Without the pictures, set down the records below word for word.

*THE DATA*:
start

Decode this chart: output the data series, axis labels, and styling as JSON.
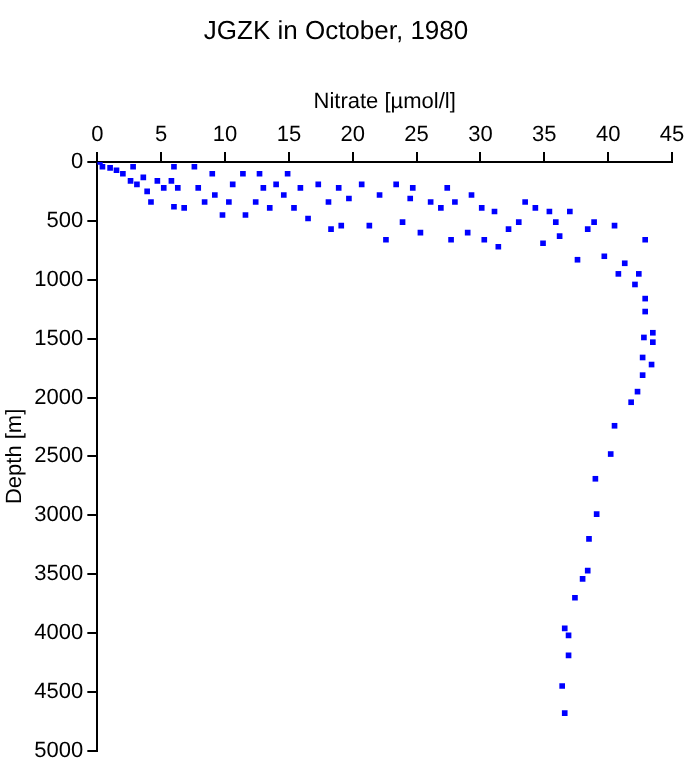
{
  "chart_data": {
    "type": "scatter",
    "title": "JGZK in October, 1980",
    "xlabel": "Nitrate [µmol/l]",
    "ylabel": "Depth [m]",
    "xlim": [
      0,
      45
    ],
    "xticks": [
      0,
      5,
      10,
      15,
      20,
      25,
      30,
      35,
      40,
      45
    ],
    "ylim": [
      5000,
      0
    ],
    "yticks": [
      0,
      500,
      1000,
      1500,
      2000,
      2500,
      3000,
      3500,
      4000,
      4500,
      5000
    ],
    "grid": false,
    "legend": false,
    "marker": "square",
    "series": [
      {
        "color": "#0000ff",
        "x": [
          0.2,
          0.4,
          1.0,
          1.5,
          2.0,
          2.8,
          2.6,
          3.1,
          3.6,
          3.9,
          4.2,
          4.7,
          5.2,
          5.8,
          6.0,
          6.3,
          6.0,
          6.8,
          7.6,
          7.9,
          8.4,
          9.0,
          9.2,
          9.8,
          10.3,
          10.6,
          11.4,
          11.6,
          12.4,
          12.7,
          13.0,
          13.5,
          14.0,
          14.6,
          14.9,
          15.4,
          15.9,
          16.5,
          17.3,
          18.1,
          18.3,
          18.9,
          19.1,
          19.7,
          20.7,
          21.3,
          22.1,
          22.6,
          23.4,
          23.9,
          24.5,
          25.3,
          24.7,
          26.1,
          26.9,
          27.4,
          27.7,
          28.0,
          29.3,
          29.0,
          30.1,
          30.3,
          31.1,
          31.4,
          32.2,
          33.0,
          33.5,
          34.3,
          34.9,
          35.4,
          35.9,
          36.2,
          37.0,
          37.6,
          38.4,
          38.9,
          39.7,
          40.5,
          40.8,
          41.3,
          42.1,
          42.9,
          42.4,
          42.9,
          42.9,
          43.5,
          42.8,
          43.5,
          42.7,
          43.4,
          42.7,
          42.3,
          41.8,
          40.5,
          40.2,
          39.0,
          39.1,
          38.5,
          38.4,
          38.0,
          37.4,
          36.6,
          36.9,
          36.9,
          36.4,
          36.6
        ],
        "values": [
          0,
          40,
          50,
          70,
          100,
          40,
          160,
          190,
          130,
          250,
          340,
          160,
          220,
          160,
          40,
          220,
          380,
          390,
          40,
          220,
          340,
          100,
          280,
          450,
          340,
          190,
          100,
          450,
          340,
          100,
          220,
          390,
          190,
          280,
          100,
          390,
          220,
          480,
          190,
          340,
          570,
          220,
          540,
          310,
          190,
          540,
          280,
          660,
          190,
          510,
          310,
          600,
          220,
          340,
          390,
          220,
          660,
          340,
          280,
          600,
          390,
          660,
          420,
          720,
          570,
          510,
          340,
          390,
          690,
          420,
          510,
          630,
          420,
          830,
          570,
          510,
          800,
          540,
          950,
          860,
          1040,
          660,
          950,
          1160,
          1270,
          1450,
          1490,
          1530,
          1660,
          1720,
          1810,
          1950,
          2040,
          2240,
          2480,
          2690,
          2990,
          3200,
          3470,
          3540,
          3700,
          3960,
          4020,
          4190,
          4450,
          4680
        ]
      }
    ]
  }
}
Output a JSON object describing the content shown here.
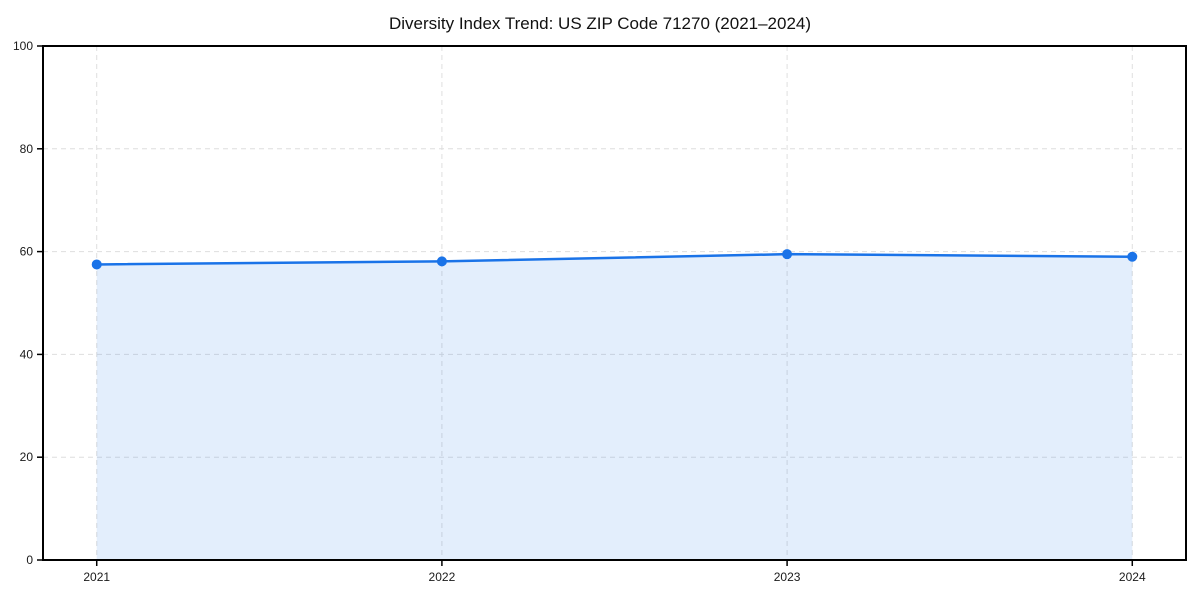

end

*THE ANSWER*:
Decode this chart: output the data series, axis labels, and styling as JSON.
{
  "chart_data": {
    "type": "scatter",
    "title": "JGZK in October, 1980",
    "xlabel": "Nitrate [µmol/l]",
    "ylabel": "Depth [m]",
    "xlim": [
      0,
      45
    ],
    "xticks": [
      0,
      5,
      10,
      15,
      20,
      25,
      30,
      35,
      40,
      45
    ],
    "ylim": [
      5000,
      0
    ],
    "yticks": [
      0,
      500,
      1000,
      1500,
      2000,
      2500,
      3000,
      3500,
      4000,
      4500,
      5000
    ],
    "grid": false,
    "legend": false,
    "marker": "square",
    "series": [
      {
        "color": "#0000ff",
        "x": [
          0.2,
          0.4,
          1.0,
          1.5,
          2.0,
          2.8,
          2.6,
          3.1,
          3.6,
          3.9,
          4.2,
          4.7,
          5.2,
          5.8,
          6.0,
          6.3,
          6.0,
          6.8,
          7.6,
          7.9,
          8.4,
          9.0,
          9.2,
          9.8,
          10.3,
          10.6,
          11.4,
          11.6,
          12.4,
          12.7,
          13.0,
          13.5,
          14.0,
          14.6,
          14.9,
          15.4,
          15.9,
          16.5,
          17.3,
          18.1,
          18.3,
          18.9,
          19.1,
          19.7,
          20.7,
          21.3,
          22.1,
          22.6,
          23.4,
          23.9,
          24.5,
          25.3,
          24.7,
          26.1,
          26.9,
          27.4,
          27.7,
          28.0,
          29.3,
          29.0,
          30.1,
          30.3,
          31.1,
          31.4,
          32.2,
          33.0,
          33.5,
          34.3,
          34.9,
          35.4,
          35.9,
          36.2,
          37.0,
          37.6,
          38.4,
          38.9,
          39.7,
          40.5,
          40.8,
          41.3,
          42.1,
          42.9,
          42.4,
          42.9,
          42.9,
          43.5,
          42.8,
          43.5,
          42.7,
          43.4,
          42.7,
          42.3,
          41.8,
          40.5,
          40.2,
          39.0,
          39.1,
          38.5,
          38.4,
          38.0,
          37.4,
          36.6,
          36.9,
          36.9,
          36.4,
          36.6
        ],
        "values": [
          0,
          40,
          50,
          70,
          100,
          40,
          160,
          190,
          130,
          250,
          340,
          160,
          220,
          160,
          40,
          220,
          380,
          390,
          40,
          220,
          340,
          100,
          280,
          450,
          340,
          190,
          100,
          450,
          340,
          100,
          220,
          390,
          190,
          280,
          100,
          390,
          220,
          480,
          190,
          340,
          570,
          220,
          540,
          310,
          190,
          540,
          280,
          660,
          190,
          510,
          310,
          600,
          220,
          340,
          390,
          220,
          660,
          340,
          280,
          600,
          390,
          660,
          420,
          720,
          570,
          510,
          340,
          390,
          690,
          420,
          510,
          630,
          420,
          830,
          570,
          510,
          800,
          540,
          950,
          860,
          1040,
          660,
          950,
          1160,
          1270,
          1450,
          1490,
          1530,
          1660,
          1720,
          1810,
          1950,
          2040,
          2240,
          2480,
          2690,
          2990,
          3200,
          3470,
          3540,
          3700,
          3960,
          4020,
          4190,
          4450,
          4680
        ]
      }
    ]
  }
}
Output a JSON object describing the content shown here.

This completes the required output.